Extracts from a graphics dataset:
####

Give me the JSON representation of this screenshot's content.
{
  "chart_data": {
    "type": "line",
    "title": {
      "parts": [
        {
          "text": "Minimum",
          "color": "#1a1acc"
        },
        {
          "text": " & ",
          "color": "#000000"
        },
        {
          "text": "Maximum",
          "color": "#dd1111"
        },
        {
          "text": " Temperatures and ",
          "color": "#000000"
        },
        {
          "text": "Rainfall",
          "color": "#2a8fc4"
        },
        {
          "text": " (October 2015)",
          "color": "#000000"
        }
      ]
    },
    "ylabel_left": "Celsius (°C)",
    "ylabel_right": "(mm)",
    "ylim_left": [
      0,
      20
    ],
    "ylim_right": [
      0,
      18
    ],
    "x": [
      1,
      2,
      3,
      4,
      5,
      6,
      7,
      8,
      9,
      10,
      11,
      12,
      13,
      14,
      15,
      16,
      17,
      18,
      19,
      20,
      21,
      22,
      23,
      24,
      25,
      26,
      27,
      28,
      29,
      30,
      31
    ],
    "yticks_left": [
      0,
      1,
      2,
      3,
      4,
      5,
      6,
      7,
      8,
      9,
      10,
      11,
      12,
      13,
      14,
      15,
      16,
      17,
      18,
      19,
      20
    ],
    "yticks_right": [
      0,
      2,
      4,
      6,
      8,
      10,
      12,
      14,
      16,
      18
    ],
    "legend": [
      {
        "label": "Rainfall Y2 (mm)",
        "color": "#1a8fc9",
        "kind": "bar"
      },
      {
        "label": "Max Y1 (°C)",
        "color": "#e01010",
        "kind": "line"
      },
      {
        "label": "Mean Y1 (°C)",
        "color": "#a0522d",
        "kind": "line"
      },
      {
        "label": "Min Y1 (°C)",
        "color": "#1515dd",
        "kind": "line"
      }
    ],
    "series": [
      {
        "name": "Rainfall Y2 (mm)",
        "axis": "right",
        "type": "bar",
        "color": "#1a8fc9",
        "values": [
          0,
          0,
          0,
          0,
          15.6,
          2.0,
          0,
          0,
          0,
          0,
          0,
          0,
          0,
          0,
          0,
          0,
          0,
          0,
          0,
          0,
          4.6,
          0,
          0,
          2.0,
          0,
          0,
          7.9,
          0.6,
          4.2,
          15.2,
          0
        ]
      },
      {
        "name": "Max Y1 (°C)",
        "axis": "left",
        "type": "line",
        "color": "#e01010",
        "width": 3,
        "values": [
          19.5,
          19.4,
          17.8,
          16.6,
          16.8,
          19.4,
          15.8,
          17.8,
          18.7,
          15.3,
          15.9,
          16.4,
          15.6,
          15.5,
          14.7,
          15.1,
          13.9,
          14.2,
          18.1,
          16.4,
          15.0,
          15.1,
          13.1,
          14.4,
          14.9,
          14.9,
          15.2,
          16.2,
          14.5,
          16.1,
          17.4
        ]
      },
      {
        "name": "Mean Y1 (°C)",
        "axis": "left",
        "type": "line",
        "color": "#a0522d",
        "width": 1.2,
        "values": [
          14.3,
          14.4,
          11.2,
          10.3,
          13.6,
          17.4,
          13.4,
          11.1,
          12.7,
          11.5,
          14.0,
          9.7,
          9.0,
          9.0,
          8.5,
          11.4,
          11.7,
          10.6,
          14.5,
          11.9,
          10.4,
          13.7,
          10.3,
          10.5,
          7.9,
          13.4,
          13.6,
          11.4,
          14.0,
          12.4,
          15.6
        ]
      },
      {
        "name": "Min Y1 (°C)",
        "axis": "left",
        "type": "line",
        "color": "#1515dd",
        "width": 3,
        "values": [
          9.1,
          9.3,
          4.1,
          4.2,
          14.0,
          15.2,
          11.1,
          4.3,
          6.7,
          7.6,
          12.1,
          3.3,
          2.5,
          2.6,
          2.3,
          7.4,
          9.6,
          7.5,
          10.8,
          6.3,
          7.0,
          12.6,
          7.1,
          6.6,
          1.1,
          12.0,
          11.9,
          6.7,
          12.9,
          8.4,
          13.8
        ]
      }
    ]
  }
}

####

THE TASK: Return the entries in full, keeping every line exactly as it is.

EXERCISE OUTPUT:
Give me the JSON representation of this screenshot's content.
{
  "chart_data": {
    "type": "line",
    "title": {
      "parts": [
        {
          "text": "Minimum",
          "color": "#1a1acc"
        },
        {
          "text": " & ",
          "color": "#000000"
        },
        {
          "text": "Maximum",
          "color": "#dd1111"
        },
        {
          "text": " Temperatures and ",
          "color": "#000000"
        },
        {
          "text": "Rainfall",
          "color": "#2a8fc4"
        },
        {
          "text": " (October 2015)",
          "color": "#000000"
        }
      ]
    },
    "ylabel_left": "Celsius (°C)",
    "ylabel_right": "(mm)",
    "ylim_left": [
      0,
      20
    ],
    "ylim_right": [
      0,
      18
    ],
    "x": [
      1,
      2,
      3,
      4,
      5,
      6,
      7,
      8,
      9,
      10,
      11,
      12,
      13,
      14,
      15,
      16,
      17,
      18,
      19,
      20,
      21,
      22,
      23,
      24,
      25,
      26,
      27,
      28,
      29,
      30,
      31
    ],
    "yticks_left": [
      0,
      1,
      2,
      3,
      4,
      5,
      6,
      7,
      8,
      9,
      10,
      11,
      12,
      13,
      14,
      15,
      16,
      17,
      18,
      19,
      20
    ],
    "yticks_right": [
      0,
      2,
      4,
      6,
      8,
      10,
      12,
      14,
      16,
      18
    ],
    "legend": [
      {
        "label": "Rainfall Y2 (mm)",
        "color": "#1a8fc9",
        "kind": "bar"
      },
      {
        "label": "Max Y1 (°C)",
        "color": "#e01010",
        "kind": "line"
      },
      {
        "label": "Mean Y1 (°C)",
        "color": "#a0522d",
        "kind": "line"
      },
      {
        "label": "Min Y1 (°C)",
        "color": "#1515dd",
        "kind": "line"
      }
    ],
    "series": [
      {
        "name": "Rainfall Y2 (mm)",
        "axis": "right",
        "type": "bar",
        "color": "#1a8fc9",
        "values": [
          0,
          0,
          0,
          0,
          15.6,
          2.0,
          0,
          0,
          0,
          0,
          0,
          0,
          0,
          0,
          0,
          0,
          0,
          0,
          0,
          0,
          4.6,
          0,
          0,
          2.0,
          0,
          0,
          7.9,
          0.6,
          4.2,
          15.2,
          0
        ]
      },
      {
        "name": "Max Y1 (°C)",
        "axis": "left",
        "type": "line",
        "color": "#e01010",
        "width": 3,
        "values": [
          19.5,
          19.4,
          17.8,
          16.6,
          16.8,
          19.4,
          15.8,
          17.8,
          18.7,
          15.3,
          15.9,
          16.4,
          15.6,
          15.5,
          14.7,
          15.1,
          13.9,
          14.2,
          18.1,
          16.4,
          15.0,
          15.1,
          13.1,
          14.4,
          14.9,
          14.9,
          15.2,
          16.2,
          14.5,
          16.1,
          17.4
        ]
      },
      {
        "name": "Mean Y1 (°C)",
        "axis": "left",
        "type": "line",
        "color": "#a0522d",
        "width": 1.2,
        "values": [
          14.3,
          14.4,
          11.2,
          10.3,
          13.6,
          17.4,
          13.4,
          11.1,
          12.7,
          11.5,
          14.0,
          9.7,
          9.0,
          9.0,
          8.5,
          11.4,
          11.7,
          10.6,
          14.5,
          11.9,
          10.4,
          13.7,
          10.3,
          10.5,
          7.9,
          13.4,
          13.6,
          11.4,
          14.0,
          12.4,
          15.6
        ]
      },
      {
        "name": "Min Y1 (°C)",
        "axis": "left",
        "type": "line",
        "color": "#1515dd",
        "width": 3,
        "values": [
          9.1,
          9.3,
          4.1,
          4.2,
          14.0,
          15.2,
          11.1,
          4.3,
          6.7,
          7.6,
          12.1,
          3.3,
          2.5,
          2.6,
          2.3,
          7.4,
          9.6,
          7.5,
          10.8,
          6.3,
          7.0,
          12.6,
          7.1,
          6.6,
          1.1,
          12.0,
          11.9,
          6.7,
          12.9,
          8.4,
          13.8
        ]
      }
    ]
  }
}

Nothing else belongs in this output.